## The request
Copy the records below exactly, leaving out any pictures.

* BEGIN Entries provided *

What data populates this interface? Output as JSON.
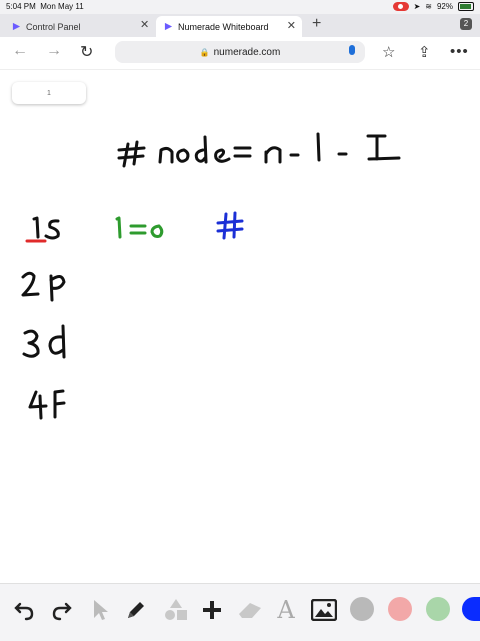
{
  "status": {
    "time": "5:04 PM",
    "date": "Mon May 11",
    "battery": "92%"
  },
  "tabs": [
    {
      "label": "Control Panel"
    },
    {
      "label": "Numerade Whiteboard"
    }
  ],
  "tab_count": "2",
  "url": "numerade.com",
  "page_number": "1",
  "colors": {
    "ink": "#111111",
    "red": "#e02a2a",
    "green": "#2e9b2e",
    "blue": "#1b2fd6",
    "swatch_gray": "#b9b9b9",
    "swatch_pink": "#f2a8a8",
    "swatch_green": "#a9d6a9",
    "swatch_blue": "#0a2cff"
  },
  "icons": [
    "undo-icon",
    "redo-icon",
    "pointer-icon",
    "pencil-icon",
    "shapes-icon",
    "add-icon",
    "eraser-icon",
    "text-icon",
    "image-icon"
  ]
}
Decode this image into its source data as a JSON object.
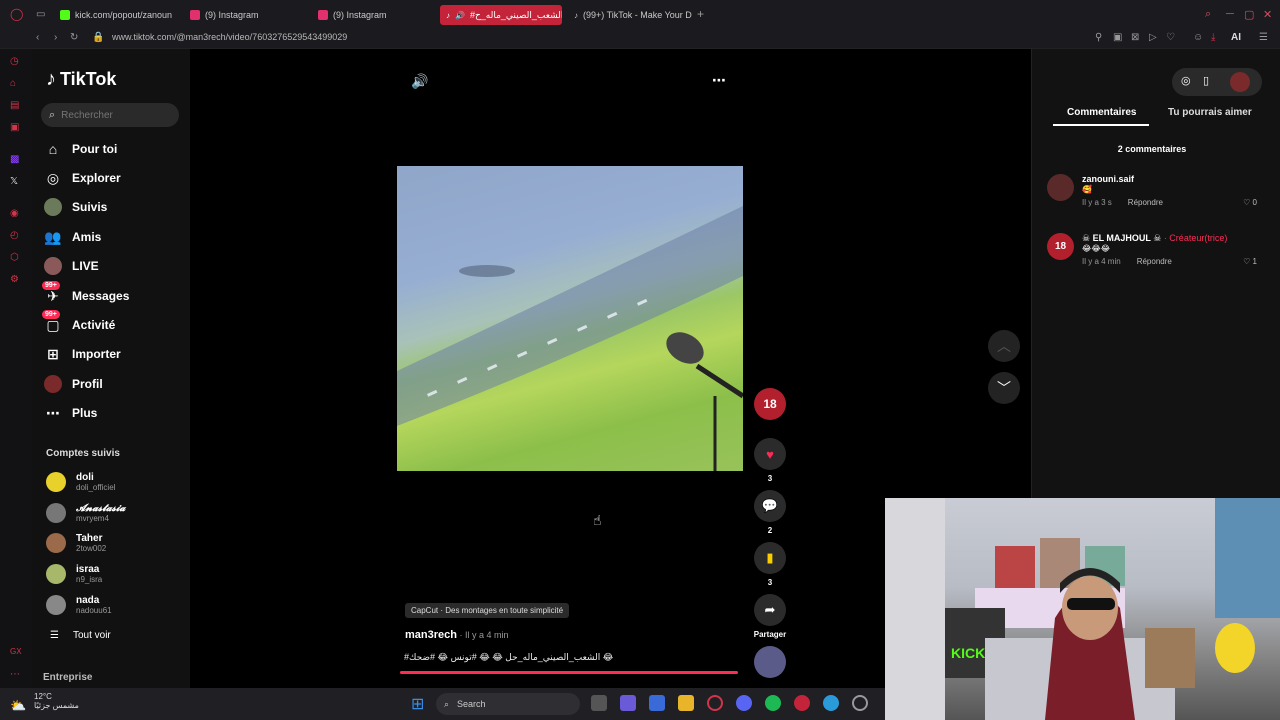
{
  "browser": {
    "tabs": [
      {
        "label": "kick.com/popout/zanoun",
        "active": false
      },
      {
        "label": "(9) Instagram",
        "active": false
      },
      {
        "label": "(9) Instagram",
        "active": false
      },
      {
        "label": "#الشعب_الصيني_ماله_ح",
        "active": true
      },
      {
        "label": "(99+) TikTok - Make Your D",
        "active": false
      }
    ],
    "new_tab": "+",
    "url": "www.tiktok.com/@man3rech/video/7603276529543499029",
    "ai_label": "AI"
  },
  "sidebar": {
    "logo": "TikTok",
    "search_placeholder": "Rechercher",
    "nav": [
      {
        "label": "Pour toi",
        "icon": "home-icon"
      },
      {
        "label": "Explorer",
        "icon": "compass-icon"
      },
      {
        "label": "Suivis",
        "icon": "avatar"
      },
      {
        "label": "Amis",
        "icon": "friends-icon"
      },
      {
        "label": "LIVE",
        "icon": "avatar"
      },
      {
        "label": "Messages",
        "icon": "messages-icon",
        "badge": "99+"
      },
      {
        "label": "Activité",
        "icon": "activity-icon",
        "badge": "99+"
      },
      {
        "label": "Importer",
        "icon": "upload-icon"
      },
      {
        "label": "Profil",
        "icon": "avatar"
      },
      {
        "label": "Plus",
        "icon": "more-icon"
      }
    ],
    "following_title": "Comptes suivis",
    "following": [
      {
        "name": "doli",
        "handle": "doli_officiel"
      },
      {
        "name": "𝓐𝓷𝓪𝓼𝓽𝓪𝓼𝓲𝓪",
        "handle": "mvryem4"
      },
      {
        "name": "Taher",
        "handle": "2tow002"
      },
      {
        "name": "israa",
        "handle": "n9_isra"
      },
      {
        "name": "nada",
        "handle": "nadouu61"
      }
    ],
    "see_all": "Tout voir",
    "footer": "Entreprise"
  },
  "video": {
    "capcut": "CapCut · Des montages en toute simplicité",
    "author": "man3rech",
    "time": " · Il y a 4 min",
    "caption": "#الشعب_الصيني_ماله_حل 😂 😂 #تونس 😂 #ضحك 😂",
    "likes": "3",
    "comments": "2",
    "saves": "3",
    "share_label": "Partager",
    "progress": 1.0
  },
  "panel": {
    "tabs": [
      "Commentaires",
      "Tu pourrais aimer"
    ],
    "count": "2 commentaires",
    "comments": [
      {
        "name": "zanouni.saif",
        "creator": "",
        "text": "🥰",
        "time": "Il y a 3 s",
        "reply": "Répondre",
        "likes": "0"
      },
      {
        "name": "☠ EL MAJHOUL ☠",
        "creator": " · Créateur(trice)",
        "text": "😂😂😂",
        "time": "Il y a 4 min",
        "reply": "Répondre",
        "likes": "1"
      }
    ]
  },
  "taskbar": {
    "temp": "12°C",
    "weather": "مشمس جزئيًا",
    "search": "Search"
  },
  "colors": {
    "accent": "#fe2c55",
    "opera": "#d2344a",
    "bg": "#000000"
  }
}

* END Entries provided *

## Complete response
What data populates this interface? Output as JSON.
{
  "status": {
    "time": "5:04 PM",
    "date": "Mon May 11",
    "battery": "92%"
  },
  "tabs": [
    {
      "label": "Control Panel"
    },
    {
      "label": "Numerade Whiteboard"
    }
  ],
  "tab_count": "2",
  "url": "numerade.com",
  "page_number": "1",
  "colors": {
    "ink": "#111111",
    "red": "#e02a2a",
    "green": "#2e9b2e",
    "blue": "#1b2fd6",
    "swatch_gray": "#b9b9b9",
    "swatch_pink": "#f2a8a8",
    "swatch_green": "#a9d6a9",
    "swatch_blue": "#0a2cff"
  },
  "icons": [
    "undo-icon",
    "redo-icon",
    "pointer-icon",
    "pencil-icon",
    "shapes-icon",
    "add-icon",
    "eraser-icon",
    "text-icon",
    "image-icon"
  ]
}
Decode this image into its source data as a JSON object.
{
  "browser": {
    "tabs": [
      {
        "label": "kick.com/popout/zanoun",
        "active": false
      },
      {
        "label": "(9) Instagram",
        "active": false
      },
      {
        "label": "(9) Instagram",
        "active": false
      },
      {
        "label": "#الشعب_الصيني_ماله_ح",
        "active": true
      },
      {
        "label": "(99+) TikTok - Make Your D",
        "active": false
      }
    ],
    "new_tab": "+",
    "url": "www.tiktok.com/@man3rech/video/7603276529543499029",
    "ai_label": "AI"
  },
  "sidebar": {
    "logo": "TikTok",
    "search_placeholder": "Rechercher",
    "nav": [
      {
        "label": "Pour toi",
        "icon": "home-icon"
      },
      {
        "label": "Explorer",
        "icon": "compass-icon"
      },
      {
        "label": "Suivis",
        "icon": "avatar"
      },
      {
        "label": "Amis",
        "icon": "friends-icon"
      },
      {
        "label": "LIVE",
        "icon": "avatar"
      },
      {
        "label": "Messages",
        "icon": "messages-icon",
        "badge": "99+"
      },
      {
        "label": "Activité",
        "icon": "activity-icon",
        "badge": "99+"
      },
      {
        "label": "Importer",
        "icon": "upload-icon"
      },
      {
        "label": "Profil",
        "icon": "avatar"
      },
      {
        "label": "Plus",
        "icon": "more-icon"
      }
    ],
    "following_title": "Comptes suivis",
    "following": [
      {
        "name": "doli",
        "handle": "doli_officiel"
      },
      {
        "name": "𝓐𝓷𝓪𝓼𝓽𝓪𝓼𝓲𝓪",
        "handle": "mvryem4"
      },
      {
        "name": "Taher",
        "handle": "2tow002"
      },
      {
        "name": "israa",
        "handle": "n9_isra"
      },
      {
        "name": "nada",
        "handle": "nadouu61"
      }
    ],
    "see_all": "Tout voir",
    "footer": "Entreprise"
  },
  "video": {
    "capcut": "CapCut · Des montages en toute simplicité",
    "author": "man3rech",
    "time": " · Il y a 4 min",
    "caption": "#الشعب_الصيني_ماله_حل 😂 😂 #تونس 😂 #ضحك 😂",
    "likes": "3",
    "comments": "2",
    "saves": "3",
    "share_label": "Partager",
    "progress": 1.0
  },
  "panel": {
    "tabs": [
      "Commentaires",
      "Tu pourrais aimer"
    ],
    "count": "2 commentaires",
    "comments": [
      {
        "name": "zanouni.saif",
        "creator": "",
        "text": "🥰",
        "time": "Il y a 3 s",
        "reply": "Répondre",
        "likes": "0"
      },
      {
        "name": "☠ EL MAJHOUL ☠",
        "creator": " · Créateur(trice)",
        "text": "😂😂😂",
        "time": "Il y a 4 min",
        "reply": "Répondre",
        "likes": "1"
      }
    ]
  },
  "taskbar": {
    "temp": "12°C",
    "weather": "مشمس جزئيًا",
    "search": "Search"
  },
  "colors": {
    "accent": "#fe2c55",
    "opera": "#d2344a",
    "bg": "#000000"
  }
}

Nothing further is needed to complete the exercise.